### What is being asked
Transcribe all the entries word for word, skipping the pictures.

'''

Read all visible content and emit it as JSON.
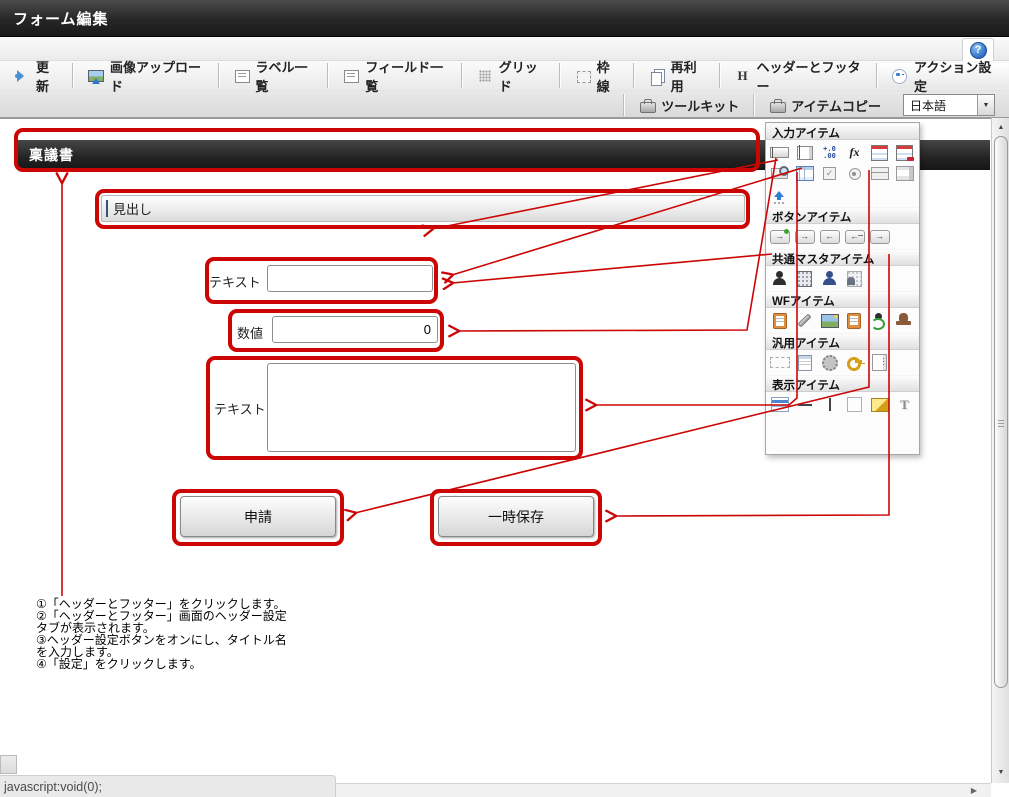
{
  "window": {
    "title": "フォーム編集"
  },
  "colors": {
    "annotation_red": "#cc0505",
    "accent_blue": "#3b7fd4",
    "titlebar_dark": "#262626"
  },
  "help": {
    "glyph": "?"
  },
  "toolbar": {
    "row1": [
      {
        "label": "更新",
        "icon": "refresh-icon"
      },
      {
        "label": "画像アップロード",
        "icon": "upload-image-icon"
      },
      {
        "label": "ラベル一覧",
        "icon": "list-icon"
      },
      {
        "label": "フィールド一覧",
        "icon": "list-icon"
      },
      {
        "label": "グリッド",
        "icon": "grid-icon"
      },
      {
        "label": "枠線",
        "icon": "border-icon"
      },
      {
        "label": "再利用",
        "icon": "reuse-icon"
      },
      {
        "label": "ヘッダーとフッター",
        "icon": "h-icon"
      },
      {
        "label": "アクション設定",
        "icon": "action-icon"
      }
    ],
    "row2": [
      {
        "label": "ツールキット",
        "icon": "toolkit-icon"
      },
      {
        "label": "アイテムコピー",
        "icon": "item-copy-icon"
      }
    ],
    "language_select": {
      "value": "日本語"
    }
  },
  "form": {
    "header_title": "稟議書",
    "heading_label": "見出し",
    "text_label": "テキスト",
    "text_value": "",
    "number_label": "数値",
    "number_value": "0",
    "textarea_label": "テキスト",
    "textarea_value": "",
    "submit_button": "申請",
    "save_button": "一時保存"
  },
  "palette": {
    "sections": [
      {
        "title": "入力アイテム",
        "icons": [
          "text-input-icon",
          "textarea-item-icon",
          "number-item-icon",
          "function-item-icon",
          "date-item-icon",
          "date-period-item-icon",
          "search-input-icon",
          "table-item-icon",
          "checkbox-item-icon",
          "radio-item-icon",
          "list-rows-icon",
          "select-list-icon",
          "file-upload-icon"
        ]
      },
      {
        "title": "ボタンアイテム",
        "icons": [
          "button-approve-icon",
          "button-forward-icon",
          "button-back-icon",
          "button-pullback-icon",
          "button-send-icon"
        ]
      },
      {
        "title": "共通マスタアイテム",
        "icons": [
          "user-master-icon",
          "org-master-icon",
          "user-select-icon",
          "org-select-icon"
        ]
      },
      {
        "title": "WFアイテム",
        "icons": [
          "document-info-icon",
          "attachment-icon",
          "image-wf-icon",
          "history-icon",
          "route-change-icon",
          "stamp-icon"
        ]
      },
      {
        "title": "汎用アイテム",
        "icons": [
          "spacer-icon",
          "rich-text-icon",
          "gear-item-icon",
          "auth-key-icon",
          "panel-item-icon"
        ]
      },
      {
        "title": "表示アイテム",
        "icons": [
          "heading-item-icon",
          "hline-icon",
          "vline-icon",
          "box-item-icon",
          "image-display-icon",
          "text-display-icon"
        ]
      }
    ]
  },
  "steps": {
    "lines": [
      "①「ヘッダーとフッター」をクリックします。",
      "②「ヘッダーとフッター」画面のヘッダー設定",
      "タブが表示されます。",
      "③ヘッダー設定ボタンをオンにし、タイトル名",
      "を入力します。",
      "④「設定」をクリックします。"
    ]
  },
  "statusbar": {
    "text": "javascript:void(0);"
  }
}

'''

### Final answer
Read all visible content and emit it as JSON.
{
  "window": {
    "title": "フォーム編集"
  },
  "colors": {
    "annotation_red": "#cc0505",
    "accent_blue": "#3b7fd4",
    "titlebar_dark": "#262626"
  },
  "help": {
    "glyph": "?"
  },
  "toolbar": {
    "row1": [
      {
        "label": "更新",
        "icon": "refresh-icon"
      },
      {
        "label": "画像アップロード",
        "icon": "upload-image-icon"
      },
      {
        "label": "ラベル一覧",
        "icon": "list-icon"
      },
      {
        "label": "フィールド一覧",
        "icon": "list-icon"
      },
      {
        "label": "グリッド",
        "icon": "grid-icon"
      },
      {
        "label": "枠線",
        "icon": "border-icon"
      },
      {
        "label": "再利用",
        "icon": "reuse-icon"
      },
      {
        "label": "ヘッダーとフッター",
        "icon": "h-icon"
      },
      {
        "label": "アクション設定",
        "icon": "action-icon"
      }
    ],
    "row2": [
      {
        "label": "ツールキット",
        "icon": "toolkit-icon"
      },
      {
        "label": "アイテムコピー",
        "icon": "item-copy-icon"
      }
    ],
    "language_select": {
      "value": "日本語"
    }
  },
  "form": {
    "header_title": "稟議書",
    "heading_label": "見出し",
    "text_label": "テキスト",
    "text_value": "",
    "number_label": "数値",
    "number_value": "0",
    "textarea_label": "テキスト",
    "textarea_value": "",
    "submit_button": "申請",
    "save_button": "一時保存"
  },
  "palette": {
    "sections": [
      {
        "title": "入力アイテム",
        "icons": [
          "text-input-icon",
          "textarea-item-icon",
          "number-item-icon",
          "function-item-icon",
          "date-item-icon",
          "date-period-item-icon",
          "search-input-icon",
          "table-item-icon",
          "checkbox-item-icon",
          "radio-item-icon",
          "list-rows-icon",
          "select-list-icon",
          "file-upload-icon"
        ]
      },
      {
        "title": "ボタンアイテム",
        "icons": [
          "button-approve-icon",
          "button-forward-icon",
          "button-back-icon",
          "button-pullback-icon",
          "button-send-icon"
        ]
      },
      {
        "title": "共通マスタアイテム",
        "icons": [
          "user-master-icon",
          "org-master-icon",
          "user-select-icon",
          "org-select-icon"
        ]
      },
      {
        "title": "WFアイテム",
        "icons": [
          "document-info-icon",
          "attachment-icon",
          "image-wf-icon",
          "history-icon",
          "route-change-icon",
          "stamp-icon"
        ]
      },
      {
        "title": "汎用アイテム",
        "icons": [
          "spacer-icon",
          "rich-text-icon",
          "gear-item-icon",
          "auth-key-icon",
          "panel-item-icon"
        ]
      },
      {
        "title": "表示アイテム",
        "icons": [
          "heading-item-icon",
          "hline-icon",
          "vline-icon",
          "box-item-icon",
          "image-display-icon",
          "text-display-icon"
        ]
      }
    ]
  },
  "steps": {
    "lines": [
      "①「ヘッダーとフッター」をクリックします。",
      "②「ヘッダーとフッター」画面のヘッダー設定",
      "タブが表示されます。",
      "③ヘッダー設定ボタンをオンにし、タイトル名",
      "を入力します。",
      "④「設定」をクリックします。"
    ]
  },
  "statusbar": {
    "text": "javascript:void(0);"
  }
}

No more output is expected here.